* **Exercise prompt**:
Select, from the data, each line where "this" occurs.

* **Given information**:

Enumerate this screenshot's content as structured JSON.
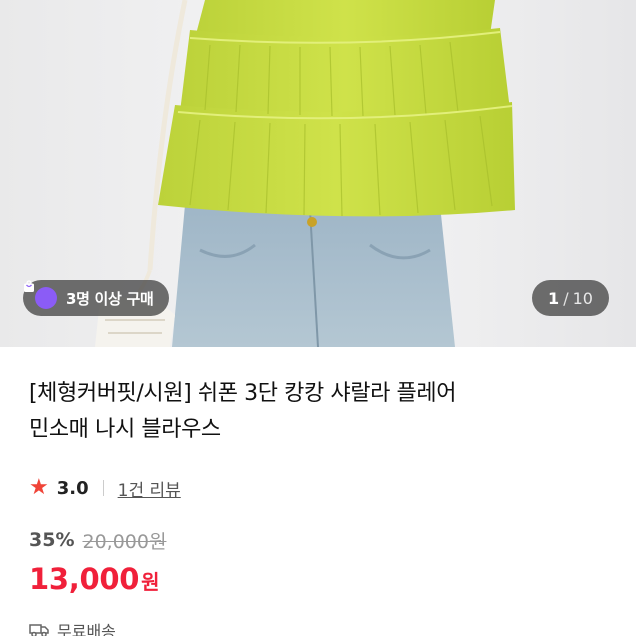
{
  "hero": {
    "buyers_badge": "3명 이상 구매",
    "pager": {
      "current": "1",
      "separator": "/",
      "total": "10"
    }
  },
  "product": {
    "title_line1": "[체형커버핏/시원] 쉬폰 3단 캉캉 샤랄라 플레어",
    "title_line2": "민소매 나시 블라우스",
    "rating": "3.0",
    "review_count": "1건 리뷰",
    "discount": "35%",
    "original_price": "20,000원",
    "sale_price": "13,000",
    "sale_price_unit": "원",
    "shipping": "무료배송"
  },
  "colors": {
    "accent_red": "#f0203a",
    "star_red": "#f04438",
    "badge_purple": "#8b5cf6",
    "blouse_lime": "#c9df3f"
  },
  "icons": {
    "badge": "shopping-bag-icon",
    "rating": "star-icon",
    "shipping": "truck-icon"
  }
}
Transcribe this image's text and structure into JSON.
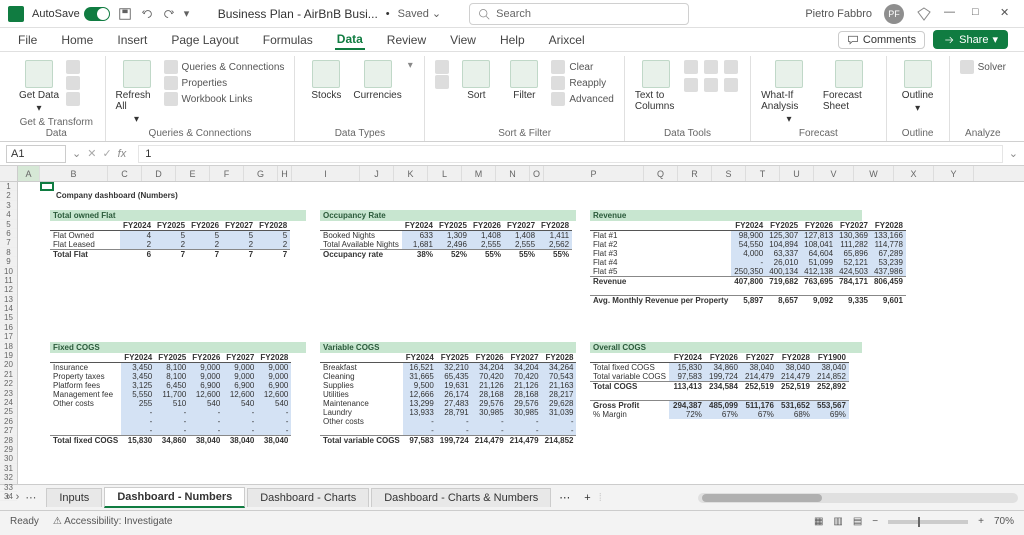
{
  "titlebar": {
    "autosave": "AutoSave",
    "doc_name": "Business Plan - AirBnB Busi...",
    "saved": "Saved",
    "search_placeholder": "Search",
    "user_name": "Pietro Fabbro",
    "user_initials": "PF"
  },
  "menu": {
    "tabs": [
      "File",
      "Home",
      "Insert",
      "Page Layout",
      "Formulas",
      "Data",
      "Review",
      "View",
      "Help",
      "Arixcel"
    ],
    "active": "Data",
    "comments": "Comments",
    "share": "Share"
  },
  "ribbon": {
    "groups": {
      "get_transform": {
        "label": "Get & Transform Data",
        "get_data": "Get Data"
      },
      "queries": {
        "label": "Queries & Connections",
        "refresh": "Refresh All",
        "qc": "Queries & Connections",
        "props": "Properties",
        "wl": "Workbook Links"
      },
      "data_types": {
        "label": "Data Types",
        "stocks": "Stocks",
        "currencies": "Currencies"
      },
      "sort_filter": {
        "label": "Sort & Filter",
        "sort": "Sort",
        "filter": "Filter",
        "clear": "Clear",
        "reapply": "Reapply",
        "advanced": "Advanced"
      },
      "data_tools": {
        "label": "Data Tools",
        "ttc": "Text to Columns"
      },
      "forecast": {
        "label": "Forecast",
        "whatif": "What-If Analysis",
        "sheet": "Forecast Sheet"
      },
      "outline": {
        "label": "Outline",
        "outline": "Outline"
      },
      "analyze": {
        "label": "Analyze",
        "solver": "Solver"
      }
    }
  },
  "formula_bar": {
    "name_box": "A1",
    "value": "1"
  },
  "dashboard_title": "Company dashboard (Numbers)",
  "years": [
    "FY2024",
    "FY2025",
    "FY2026",
    "FY2027",
    "FY2028"
  ],
  "years_cogs_overall": [
    "FY2024",
    "FY2026",
    "FY2027",
    "FY2028",
    "FY1900"
  ],
  "sections": {
    "owned_flat": {
      "title": "Total owned Flat",
      "rows": [
        {
          "lbl": "Flat Owned",
          "vals": [
            "4",
            "5",
            "5",
            "5",
            "5"
          ]
        },
        {
          "lbl": "Flat Leased",
          "vals": [
            "2",
            "2",
            "2",
            "2",
            "2"
          ]
        }
      ],
      "total": {
        "lbl": "Total Flat",
        "vals": [
          "6",
          "7",
          "7",
          "7",
          "7"
        ]
      }
    },
    "occupancy": {
      "title": "Occupancy Rate",
      "rows": [
        {
          "lbl": "Booked Nights",
          "vals": [
            "633",
            "1,309",
            "1,408",
            "1,408",
            "1,411"
          ]
        },
        {
          "lbl": "Total Available Nights",
          "vals": [
            "1,681",
            "2,496",
            "2,555",
            "2,555",
            "2,562"
          ]
        }
      ],
      "total": {
        "lbl": "Occupancy rate",
        "vals": [
          "38%",
          "52%",
          "55%",
          "55%",
          "55%"
        ]
      }
    },
    "revenue": {
      "title": "Revenue",
      "rows": [
        {
          "lbl": "Flat #1",
          "vals": [
            "98,900",
            "125,307",
            "127,813",
            "130,369",
            "133,166"
          ]
        },
        {
          "lbl": "Flat #2",
          "vals": [
            "54,550",
            "104,894",
            "108,041",
            "111,282",
            "114,778"
          ]
        },
        {
          "lbl": "Flat #3",
          "vals": [
            "4,000",
            "63,337",
            "64,604",
            "65,896",
            "67,289"
          ]
        },
        {
          "lbl": "Flat #4",
          "vals": [
            "-",
            "26,010",
            "51,099",
            "52,121",
            "53,239"
          ]
        },
        {
          "lbl": "Flat #5",
          "vals": [
            "250,350",
            "400,134",
            "412,138",
            "424,503",
            "437,986"
          ]
        }
      ],
      "total": {
        "lbl": "Revenue",
        "vals": [
          "407,800",
          "719,682",
          "763,695",
          "784,171",
          "806,459"
        ]
      },
      "avg": {
        "lbl": "Avg. Monthly Revenue per Property",
        "vals": [
          "5,897",
          "8,657",
          "9,092",
          "9,335",
          "9,601"
        ]
      }
    },
    "fixed_cogs": {
      "title": "Fixed COGS",
      "rows": [
        {
          "lbl": "Insurance",
          "vals": [
            "3,450",
            "8,100",
            "9,000",
            "9,000",
            "9,000"
          ]
        },
        {
          "lbl": "Property taxes",
          "vals": [
            "3,450",
            "8,100",
            "9,000",
            "9,000",
            "9,000"
          ]
        },
        {
          "lbl": "Platform fees",
          "vals": [
            "3,125",
            "6,450",
            "6,900",
            "6,900",
            "6,900"
          ]
        },
        {
          "lbl": "Management fee",
          "vals": [
            "5,550",
            "11,700",
            "12,600",
            "12,600",
            "12,600"
          ]
        },
        {
          "lbl": "Other costs",
          "vals": [
            "255",
            "510",
            "540",
            "540",
            "540"
          ]
        },
        {
          "lbl": "",
          "vals": [
            "-",
            "-",
            "-",
            "-",
            "-"
          ]
        },
        {
          "lbl": "",
          "vals": [
            "-",
            "-",
            "-",
            "-",
            "-"
          ]
        },
        {
          "lbl": "",
          "vals": [
            "-",
            "-",
            "-",
            "-",
            "-"
          ]
        }
      ],
      "total": {
        "lbl": "Total fixed COGS",
        "vals": [
          "15,830",
          "34,860",
          "38,040",
          "38,040",
          "38,040"
        ]
      }
    },
    "variable_cogs": {
      "title": "Variable COGS",
      "rows": [
        {
          "lbl": "Breakfast",
          "vals": [
            "16,521",
            "32,210",
            "34,204",
            "34,204",
            "34,264"
          ]
        },
        {
          "lbl": "Cleaning",
          "vals": [
            "31,665",
            "65,435",
            "70,420",
            "70,420",
            "70,543"
          ]
        },
        {
          "lbl": "Supplies",
          "vals": [
            "9,500",
            "19,631",
            "21,126",
            "21,126",
            "21,163"
          ]
        },
        {
          "lbl": "Utilities",
          "vals": [
            "12,666",
            "26,174",
            "28,168",
            "28,168",
            "28,217"
          ]
        },
        {
          "lbl": "Maintenance",
          "vals": [
            "13,299",
            "27,483",
            "29,576",
            "29,576",
            "29,628"
          ]
        },
        {
          "lbl": "Laundry",
          "vals": [
            "13,933",
            "28,791",
            "30,985",
            "30,985",
            "31,039"
          ]
        },
        {
          "lbl": "Other costs",
          "vals": [
            "-",
            "-",
            "-",
            "-",
            "-"
          ]
        },
        {
          "lbl": "",
          "vals": [
            "-",
            "-",
            "-",
            "-",
            "-"
          ]
        }
      ],
      "total": {
        "lbl": "Total variable COGS",
        "vals": [
          "97,583",
          "199,724",
          "214,479",
          "214,479",
          "214,852"
        ]
      }
    },
    "overall_cogs": {
      "title": "Overall COGS",
      "rows": [
        {
          "lbl": "Total fixed COGS",
          "vals": [
            "15,830",
            "34,860",
            "38,040",
            "38,040",
            "38,040"
          ]
        },
        {
          "lbl": "Total variable COGS",
          "vals": [
            "97,583",
            "199,724",
            "214,479",
            "214,479",
            "214,852"
          ]
        }
      ],
      "total": {
        "lbl": "Total COGS",
        "vals": [
          "113,413",
          "234,584",
          "252,519",
          "252,519",
          "252,892"
        ]
      },
      "gross": {
        "lbl": "Gross Profit",
        "vals": [
          "294,387",
          "485,099",
          "511,176",
          "531,652",
          "553,567"
        ]
      },
      "margin": {
        "lbl": "% Margin",
        "vals": [
          "72%",
          "67%",
          "67%",
          "68%",
          "69%"
        ]
      }
    }
  },
  "sheet_tabs": [
    "Inputs",
    "Dashboard - Numbers",
    "Dashboard - Charts",
    "Dashboard - Charts & Numbers"
  ],
  "sheet_tab_active": "Dashboard - Numbers",
  "statusbar": {
    "ready": "Ready",
    "access": "Accessibility: Investigate",
    "zoom": "70%"
  },
  "columns": [
    "A",
    "B",
    "C",
    "D",
    "E",
    "F",
    "G",
    "H",
    "I",
    "J",
    "K",
    "L",
    "M",
    "N",
    "O",
    "P",
    "Q",
    "R",
    "S",
    "T",
    "U",
    "V",
    "W",
    "X",
    "Y"
  ]
}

* **Problem solution**:
Enumerate this screenshot's content as structured JSON.
Transcribe this image's text and structure into JSON.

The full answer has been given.